• [WHAT IS NEEDED]:
Leave out the pictures and return every entry exactly as it appears.

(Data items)
···

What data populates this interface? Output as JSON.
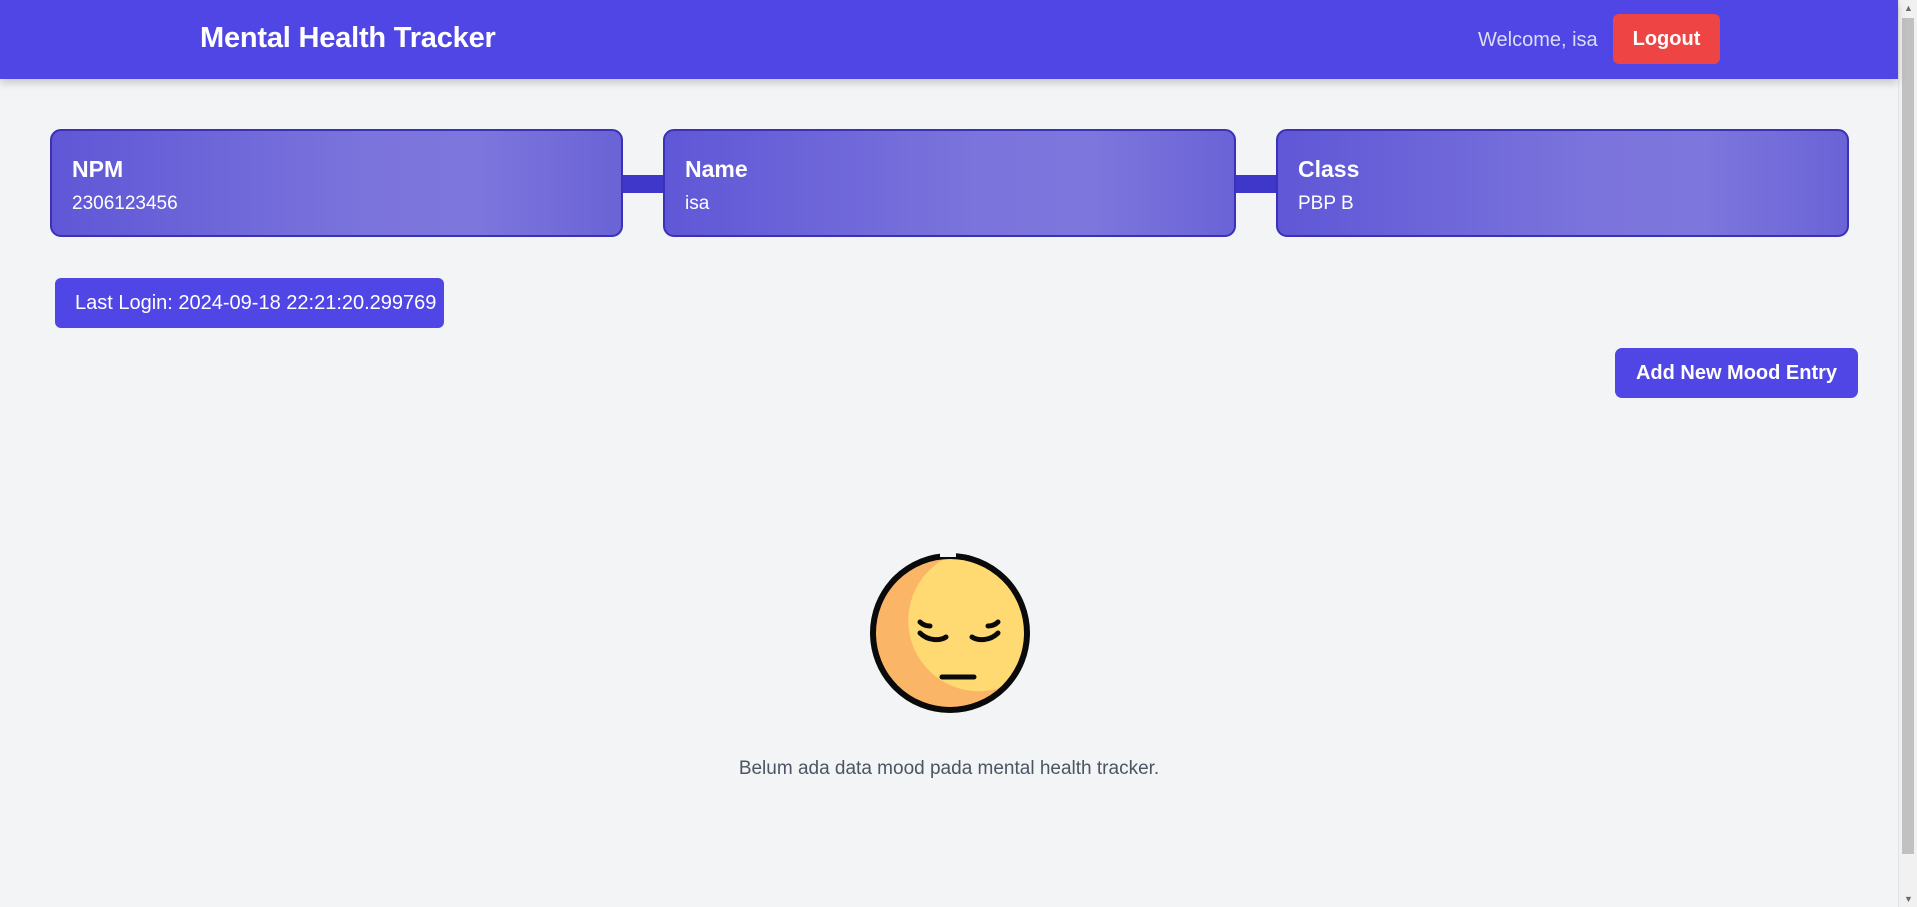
{
  "header": {
    "title": "Mental Health Tracker",
    "welcome_text": "Welcome, isa",
    "logout_label": "Logout"
  },
  "info_cards": [
    {
      "title": "NPM",
      "value": "2306123456"
    },
    {
      "title": "Name",
      "value": "isa"
    },
    {
      "title": "Class",
      "value": "PBP B"
    }
  ],
  "last_login": "Last Login: 2024-09-18 22:21:20.299769",
  "add_button_label": "Add New Mood Entry",
  "empty_state": {
    "icon": "sad-face-icon",
    "message": "Belum ada data mood pada mental health tracker."
  },
  "colors": {
    "primary": "#4f46e5",
    "danger": "#ef4444",
    "background": "#f3f4f6",
    "card_border": "#3b31b8"
  }
}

···

• [SOLUTION TO THE PROBLEM]:
What data populates this interface? Output as JSON.
{
  "header": {
    "title": "Mental Health Tracker",
    "welcome_text": "Welcome, isa",
    "logout_label": "Logout"
  },
  "info_cards": [
    {
      "title": "NPM",
      "value": "2306123456"
    },
    {
      "title": "Name",
      "value": "isa"
    },
    {
      "title": "Class",
      "value": "PBP B"
    }
  ],
  "last_login": "Last Login: 2024-09-18 22:21:20.299769",
  "add_button_label": "Add New Mood Entry",
  "empty_state": {
    "icon": "sad-face-icon",
    "message": "Belum ada data mood pada mental health tracker."
  },
  "colors": {
    "primary": "#4f46e5",
    "danger": "#ef4444",
    "background": "#f3f4f6",
    "card_border": "#3b31b8"
  }
}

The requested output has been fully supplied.